*Required task*: Reproduce every record below exactly as written, leaving out any pictures.

*Collected data entries*:
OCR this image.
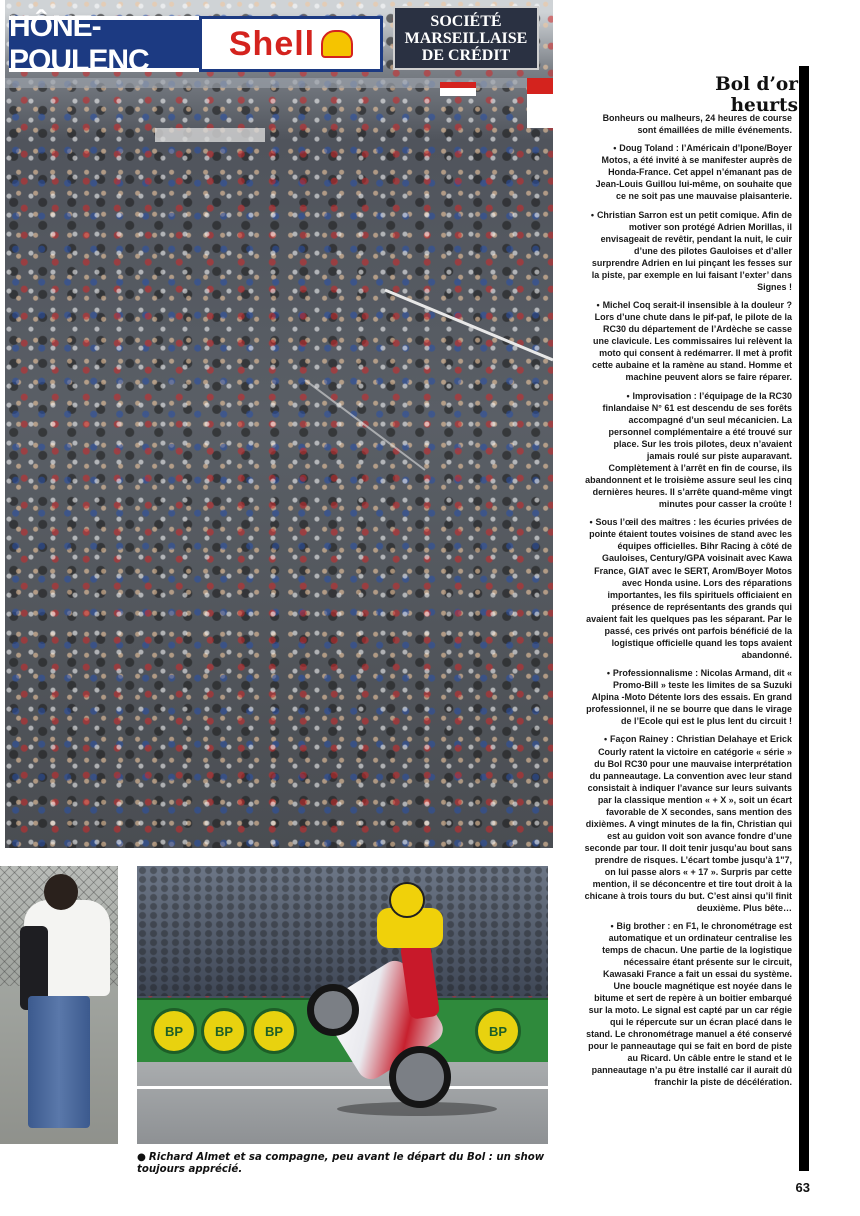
HÔNE-POULENC	Shell
SOCIÉTÉ
MARSEILLAISE
DE CRÉDIT
BP	BP	BP	BP
● Richard Almet et sa compagne, peu avant le départ du Bol : un show toujours apprécié.
Bol d’or
heurts

Bonheurs ou malheurs, 24 heures de course sont émaillées de mille événements.

• Doug Toland : l’Américain d’Ipone/Boyer Motos, a été invité à se manifester auprès de Honda-France. Cet appel n’émanant pas de Jean-Louis Guillou lui-même, on souhaite que ce ne soit pas une mauvaise plaisanterie.

• Christian Sarron est un petit comique. Afin de motiver son protégé Adrien Morillas, il envisageait de revêtir, pendant la nuit, le cuir d’une des pilotes Gauloises et d’aller surprendre Adrien en lui pinçant les fesses sur la piste, par exemple en lui faisant l’exter’ dans Signes !

• Michel Coq serait-il insensible à la douleur ? Lors d’une chute dans le pif-paf, le pilote de la RC30 du département de l’Ardèche se casse une clavicule. Les commissaires lui relèvent la moto qui consent à redémarrer. Il met à profit cette aubaine et la ramène au stand. Homme et machine peuvent alors se faire réparer.

• Improvisation : l’équipage de la RC30 finlandaise N° 61 est descendu de ses forêts accompagné d’un seul mécanicien. La personnel complémentaire a été trouvé sur place. Sur les trois pilotes, deux n’avaient jamais roulé sur piste auparavant. Complètement à l’arrêt en fin de course, ils abandonnent et le troisième assure seul les cinq dernières heures. Il s’arrête quand-même vingt minutes pour casser la croûte !

• Sous l’œil des maîtres : les écuries privées de pointe étaient toutes voisines de stand avec les équipes officielles. Bihr Racing à côté de Gauloises, Century/GPA voisinait avec Kawa France, GIAT avec le SERT, Arom/Boyer Motos avec Honda usine. Lors des réparations importantes, les fils spirituels officiaient en présence de représentants des grands qui avaient fait les quelques pas les séparant. Par le passé, ces privés ont parfois bénéficié de la logistique officielle quand les tops avaient abandonné.

• Professionnalisme : Nicolas Armand, dit « Promo-Bill » teste les limites de sa Suzuki Alpina -Moto Détente lors des essais. En grand professionnel, il ne se bourre que dans le virage de l’Ecole qui est le plus lent du circuit !

• Façon Rainey : Christian Delahaye et Erick Courly ratent la victoire en catégorie « série » du Bol RC30 pour une mauvaise interprétation du panneautage. La convention avec leur stand consistait à indiquer l’avance sur leurs suivants par la classique mention « + X », soit un écart favorable de X secondes, sans mention des dixièmes. A vingt minutes de la fin, Christian qui est au guidon voit son avance fondre d’une seconde par tour. Il doit tenir jusqu’au bout sans prendre de risques. L’écart tombe jusqu’à 1"7, on lui passe alors « + 17 ». Surpris par cette mention, il se déconcentre et tire tout droit à la chicane à trois tours du but. C’est ainsi qu’il finit deuxième. Plus bête…

• Big brother : en F1, le chronométrage est automatique et un ordinateur centralise les temps de chacun. Une partie de la logistique nécessaire étant présente sur le circuit, Kawasaki France a fait un essai du système. Une boucle magnétique est noyée dans le bitume et sert de repère à un boitier embarqué sur la moto. Le signal est capté par un car régie qui le répercute sur un écran placé dans le stand. Le chronométrage manuel a été conservé pour le panneautage qui se fait en bord de piste au Ricard. Un câble entre le stand et le panneautage n’a pu être installé car il aurait dû franchir la piste de décélération.

63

*Solution to this task*:
OCR this image.
HÔNE-POULENC	Shell
SOCIÉTÉ
MARSEILLAISE
DE CRÉDIT
BP	BP	BP	BP
● Richard Almet et sa compagne, peu avant le départ du Bol : un show toujours apprécié.
Bol d’or
heurts

Bonheurs ou malheurs, 24 heures de course sont émaillées de mille événements.

• Doug Toland : l’Américain d’Ipone/Boyer Motos, a été invité à se manifester auprès de Honda-France. Cet appel n’émanant pas de Jean-Louis Guillou lui-même, on souhaite que ce ne soit pas une mauvaise plaisanterie.

• Christian Sarron est un petit comique. Afin de motiver son protégé Adrien Morillas, il envisageait de revêtir, pendant la nuit, le cuir d’une des pilotes Gauloises et d’aller surprendre Adrien en lui pinçant les fesses sur la piste, par exemple en lui faisant l’exter’ dans Signes !

• Michel Coq serait-il insensible à la douleur ? Lors d’une chute dans le pif-paf, le pilote de la RC30 du département de l’Ardèche se casse une clavicule. Les commissaires lui relèvent la moto qui consent à redémarrer. Il met à profit cette aubaine et la ramène au stand. Homme et machine peuvent alors se faire réparer.

• Improvisation : l’équipage de la RC30 finlandaise N° 61 est descendu de ses forêts accompagné d’un seul mécanicien. La personnel complémentaire a été trouvé sur place. Sur les trois pilotes, deux n’avaient jamais roulé sur piste auparavant. Complètement à l’arrêt en fin de course, ils abandonnent et le troisième assure seul les cinq dernières heures. Il s’arrête quand-même vingt minutes pour casser la croûte !

• Sous l’œil des maîtres : les écuries privées de pointe étaient toutes voisines de stand avec les équipes officielles. Bihr Racing à côté de Gauloises, Century/GPA voisinait avec Kawa France, GIAT avec le SERT, Arom/Boyer Motos avec Honda usine. Lors des réparations importantes, les fils spirituels officiaient en présence de représentants des grands qui avaient fait les quelques pas les séparant. Par le passé, ces privés ont parfois bénéficié de la logistique officielle quand les tops avaient abandonné.

• Professionnalisme : Nicolas Armand, dit « Promo-Bill » teste les limites de sa Suzuki Alpina -Moto Détente lors des essais. En grand professionnel, il ne se bourre que dans le virage de l’Ecole qui est le plus lent du circuit !

• Façon Rainey : Christian Delahaye et Erick Courly ratent la victoire en catégorie « série » du Bol RC30 pour une mauvaise interprétation du panneautage. La convention avec leur stand consistait à indiquer l’avance sur leurs suivants par la classique mention « + X », soit un écart favorable de X secondes, sans mention des dixièmes. A vingt minutes de la fin, Christian qui est au guidon voit son avance fondre d’une seconde par tour. Il doit tenir jusqu’au bout sans prendre de risques. L’écart tombe jusqu’à 1"7, on lui passe alors « + 17 ». Surpris par cette mention, il se déconcentre et tire tout droit à la chicane à trois tours du but. C’est ainsi qu’il finit deuxième. Plus bête…

• Big brother : en F1, le chronométrage est automatique et un ordinateur centralise les temps de chacun. Une partie de la logistique nécessaire étant présente sur le circuit, Kawasaki France a fait un essai du système. Une boucle magnétique est noyée dans le bitume et sert de repère à un boitier embarqué sur la moto. Le signal est capté par un car régie qui le répercute sur un écran placé dans le stand. Le chronométrage manuel a été conservé pour le panneautage qui se fait en bord de piste au Ricard. Un câble entre le stand et le panneautage n’a pu être installé car il aurait dû franchir la piste de décélération.

63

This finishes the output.